**What the task asks:** Omit the pictures and return every entry exactly as written.

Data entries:

============

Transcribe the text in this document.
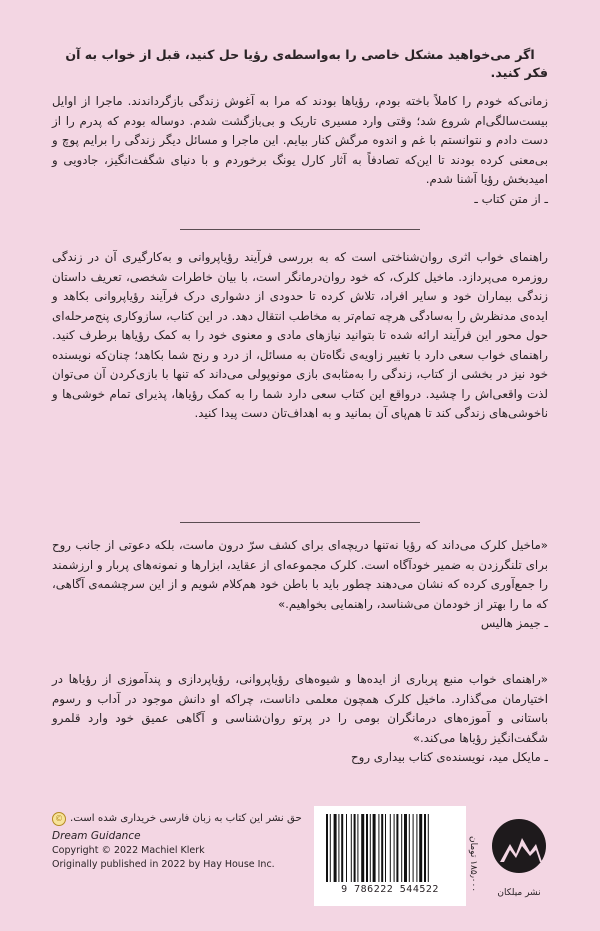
اگر می‌خواهید مشکل خاصی را به‌واسطه‌ی رؤیا حل کنید، قبل از خواب به آن فکر کنید.
زمانی‌که خودم را کاملاً باخته بودم، رؤیاها بودند که مرا به آغوش زندگی بازگرداندند. ماجرا از اوایل بیست‌سالگی‌ام شروع شد؛ وقتی وارد مسیری تاریک و بی‌بازگشت شدم. دوساله بودم که پدرم را از دست دادم و نتوانستم با غم و اندوه مرگش کنار بیایم. این ماجرا و مسائل دیگر زندگی را برایم پوچ و بی‌معنی کرده بودند تا این‌که تصادفاً به آثار کارل یونگ برخوردم و با دنیای شگفت‌انگیز، جادویی و امیدبخش رؤیا آشنا شدم.
ـ از متن کتاب ـ
راهنمای خواب اثری روان‌شناختی است که به بررسی فرآیند رؤیاپروانی و به‌کارگیری آن در زندگی روزمره می‌پردازد. ماخیل کلرک، که خود روان‌درمانگر است، با بیان خاطرات شخصی، تعریف داستان زندگی بیماران خود و سایر افراد، تلاش کرده تا حدودی از دشواری درک فرآیند رؤیاپروانی بکاهد و ایده‌ی مدنظرش را به‌سادگی هرچه تمام‌تر به مخاطب انتقال دهد. در این کتاب، سازوکاری پنج‌مرحله‌ای حول محور این فرآیند ارائه شده تا بتوانید نیازهای مادی و معنوی خود را به کمک رؤیاها برطرف کنید. راهنمای خواب سعی دارد با تغییر زاویه‌ی نگاه‌تان به مسائل، از درد و رنج شما بکاهد؛ چنان‌که نویسنده خود نیز در بخشی از کتاب، زندگی را به‌مثابه‌ی بازی مونوپولی می‌داند که تنها با بازی‌کردن آن می‌توان لذت واقعی‌اش را چشید. درواقع این کتاب سعی دارد شما را به کمک رؤیاها، پذیرای تمام خوشی‌ها و ناخوشی‌های زندگی کند تا هم‌پای آن بمانید و به اهداف‌تان دست پیدا کنید.
«ماخیل کلرک می‌داند که رؤیا نه‌تنها دریچه‌ای برای کشف سرّ درون ماست، بلکه دعوتی از جانب روح برای تلنگرزدن به ضمیر خودآگاه است. کلرک مجموعه‌ای از عقاید، ابزارها و نمونه‌های پربار و ارزشمند را جمع‌آوری کرده که نشان می‌دهند چطور باید با باطن خود هم‌کلام شویم و از این سرچشمه‌ی آگاهی، که ما را بهتر از خودمان می‌شناسد، راهنمایی بخواهیم.»
ـ جیمز هالیس
«راهنمای خواب منبع پرباری از ایده‌ها و شیوه‌های رؤیاپروانی، رؤیاپردازی و پندآموزی از رؤیاها در اختیارمان می‌گذارد. ماخیل کلرک همچون معلمی داناست، چراکه او دانش موجود در آداب و رسوم باستانی و آموزه‌های درمانگران بومی را در پرتو روان‌شناسی و آگاهی عمیق خود وارد قلمرو شگفت‌انگیز رؤیاها می‌کند.»
ـ مایکل مید، نویسنده‌ی کتاب بیداری روح
حق نشر این کتاب به زبان فارسی خریداری شده است.
©
Dream Guidance
Copyright © 2022 Machiel Klerk
Originally published in 2022 by Hay House Inc.
9 786222 544522
۱۸۵٫۰۰۰ تومان
نشر میلکان
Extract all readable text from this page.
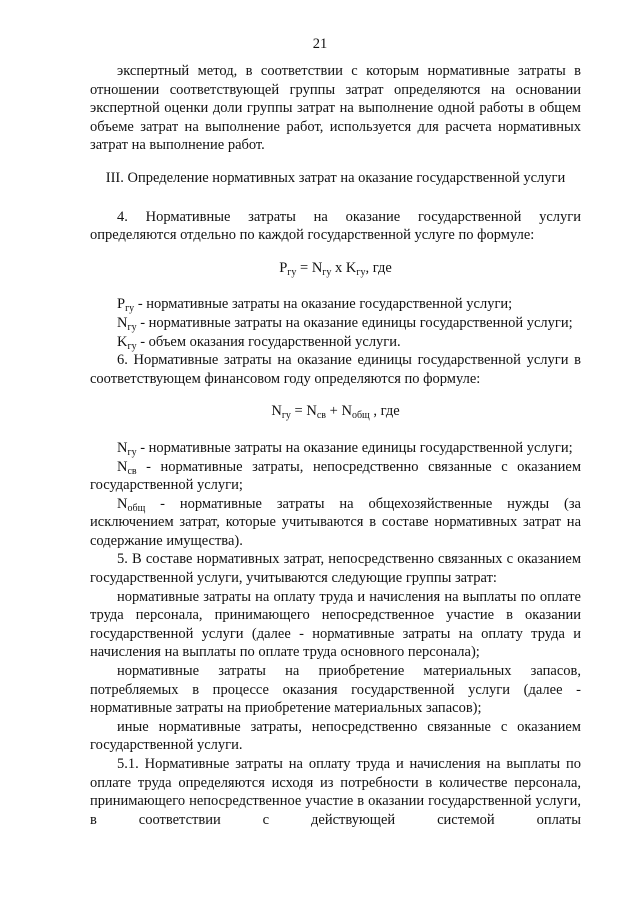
21

экспертный метод, в соответствии с которым нормативные затраты в отношении соответствующей группы затрат определяются на основании экспертной оценки доли группы затрат на выполнение одной работы в общем объеме затрат на выполнение работ, используется для расчета нормативных затрат на выполнение работ.

III. Определение нормативных затрат на оказание государственной услуги

4. Нормативные затраты на оказание государственной услуги определяются отдельно по каждой государственной услуге по формуле:

$P_{гу} = N_{гу}$ x $K_{гу}$, где

$P_{гу}$ - нормативные затраты на оказание государственной услуги;

$N_{гу}$ - нормативные затраты на оказание единицы государственной услуги;

$K_{гу}$ - объем оказания государственной услуги.

6. Нормативные затраты на оказание единицы государственной услуги в соответствующем финансовом году определяются по формуле:

$N_{гу} = N_{св} + N_{общ}$ , где

$N_{гу}$ - нормативные затраты на оказание единицы государственной услуги;

$N_{св}$ - нормативные затраты, непосредственно связанные с оказанием государственной услуги;

$N_{общ}$ - нормативные затраты на общехозяйственные нужды (за исключением затрат, которые учитываются в составе нормативных затрат на содержание имущества).

5. В составе нормативных затрат, непосредственно связанных с оказанием государственной услуги, учитываются следующие группы затрат:

нормативные затраты на оплату труда и начисления на выплаты по оплате труда персонала, принимающего непосредственное участие в оказании государственной услуги (далее - нормативные затраты на оплату труда и начисления на выплаты по оплате труда основного персонала);

нормативные затраты на приобретение материальных запасов, потребляемых в процессе оказания государственной услуги (далее - нормативные затраты на приобретение материальных запасов);

иные нормативные затраты, непосредственно связанные с оказанием государственной услуги.

5.1. Нормативные затраты на оплату труда и начисления на выплаты по оплате труда определяются исходя из потребности в количестве персонала, принимающего непосредственное участие в оказании государственной услуги, в соответствии с действующей системой оплаты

============

**Answer to this exercise:**
Transcribe the text in this document.
اگر می‌خواهید مشکل خاصی را به‌واسطه‌ی رؤیا حل کنید، قبل از خواب به آن فکر کنید.
زمانی‌که خودم را کاملاً باخته بودم، رؤیاها بودند که مرا به آغوش زندگی بازگرداندند. ماجرا از اوایل بیست‌سالگی‌ام شروع شد؛ وقتی وارد مسیری تاریک و بی‌بازگشت شدم. دوساله بودم که پدرم را از دست دادم و نتوانستم با غم و اندوه مرگش کنار بیایم. این ماجرا و مسائل دیگر زندگی را برایم پوچ و بی‌معنی کرده بودند تا این‌که تصادفاً به آثار کارل یونگ برخوردم و با دنیای شگفت‌انگیز، جادویی و امیدبخش رؤیا آشنا شدم.
ـ از متن کتاب ـ
راهنمای خواب اثری روان‌شناختی است که به بررسی فرآیند رؤیاپروانی و به‌کارگیری آن در زندگی روزمره می‌پردازد. ماخیل کلرک، که خود روان‌درمانگر است، با بیان خاطرات شخصی، تعریف داستان زندگی بیماران خود و سایر افراد، تلاش کرده تا حدودی از دشواری درک فرآیند رؤیاپروانی بکاهد و ایده‌ی مدنظرش را به‌سادگی هرچه تمام‌تر به مخاطب انتقال دهد. در این کتاب، سازوکاری پنج‌مرحله‌ای حول محور این فرآیند ارائه شده تا بتوانید نیازهای مادی و معنوی خود را به کمک رؤیاها برطرف کنید. راهنمای خواب سعی دارد با تغییر زاویه‌ی نگاه‌تان به مسائل، از درد و رنج شما بکاهد؛ چنان‌که نویسنده خود نیز در بخشی از کتاب، زندگی را به‌مثابه‌ی بازی مونوپولی می‌داند که تنها با بازی‌کردن آن می‌توان لذت واقعی‌اش را چشید. درواقع این کتاب سعی دارد شما را به کمک رؤیاها، پذیرای تمام خوشی‌ها و ناخوشی‌های زندگی کند تا هم‌پای آن بمانید و به اهداف‌تان دست پیدا کنید.
«ماخیل کلرک می‌داند که رؤیا نه‌تنها دریچه‌ای برای کشف سرّ درون ماست، بلکه دعوتی از جانب روح برای تلنگرزدن به ضمیر خودآگاه است. کلرک مجموعه‌ای از عقاید، ابزارها و نمونه‌های پربار و ارزشمند را جمع‌آوری کرده که نشان می‌دهند چطور باید با باطن خود هم‌کلام شویم و از این سرچشمه‌ی آگاهی، که ما را بهتر از خودمان می‌شناسد، راهنمایی بخواهیم.»
ـ جیمز هالیس
«راهنمای خواب منبع پرباری از ایده‌ها و شیوه‌های رؤیاپروانی، رؤیاپردازی و پندآموزی از رؤیاها در اختیارمان می‌گذارد. ماخیل کلرک همچون معلمی داناست، چراکه او دانش موجود در آداب و رسوم باستانی و آموزه‌های درمانگران بومی را در پرتو روان‌شناسی و آگاهی عمیق خود وارد قلمرو شگفت‌انگیز رؤیاها می‌کند.»
ـ مایکل مید، نویسنده‌ی کتاب بیداری روح
حق نشر این کتاب به زبان فارسی خریداری شده است.
©
Dream Guidance
Copyright © 2022 Machiel Klerk
Originally published in 2022 by Hay House Inc.
9 786222 544522
۱۸۵٫۰۰۰ تومان
نشر میلکان
Extract all readable text from this page.
21

экспертный метод, в соответствии с которым нормативные затраты в отношении соответствующей группы затрат определяются на основании экспертной оценки доли группы затрат на выполнение одной работы в общем объеме затрат на выполнение работ, используется для расчета нормативных затрат на выполнение работ.

III. Определение нормативных затрат на оказание государственной услуги

4. Нормативные затраты на оказание государственной услуги определяются отдельно по каждой государственной услуге по формуле:

$P_{гу} = N_{гу}$ x $K_{гу}$, где

$P_{гу}$ - нормативные затраты на оказание государственной услуги;

$N_{гу}$ - нормативные затраты на оказание единицы государственной услуги;

$K_{гу}$ - объем оказания государственной услуги.

6. Нормативные затраты на оказание единицы государственной услуги в соответствующем финансовом году определяются по формуле:

$N_{гу} = N_{св} + N_{общ}$ , где

$N_{гу}$ - нормативные затраты на оказание единицы государственной услуги;

$N_{св}$ - нормативные затраты, непосредственно связанные с оказанием государственной услуги;

$N_{общ}$ - нормативные затраты на общехозяйственные нужды (за исключением затрат, которые учитываются в составе нормативных затрат на содержание имущества).

5. В составе нормативных затрат, непосредственно связанных с оказанием государственной услуги, учитываются следующие группы затрат:

нормативные затраты на оплату труда и начисления на выплаты по оплате труда персонала, принимающего непосредственное участие в оказании государственной услуги (далее - нормативные затраты на оплату труда и начисления на выплаты по оплате труда основного персонала);

нормативные затраты на приобретение материальных запасов, потребляемых в процессе оказания государственной услуги (далее - нормативные затраты на приобретение материальных запасов);

иные нормативные затраты, непосредственно связанные с оказанием государственной услуги.

5.1. Нормативные затраты на оплату труда и начисления на выплаты по оплате труда определяются исходя из потребности в количестве персонала, принимающего непосредственное участие в оказании государственной услуги, в соответствии с действующей системой оплаты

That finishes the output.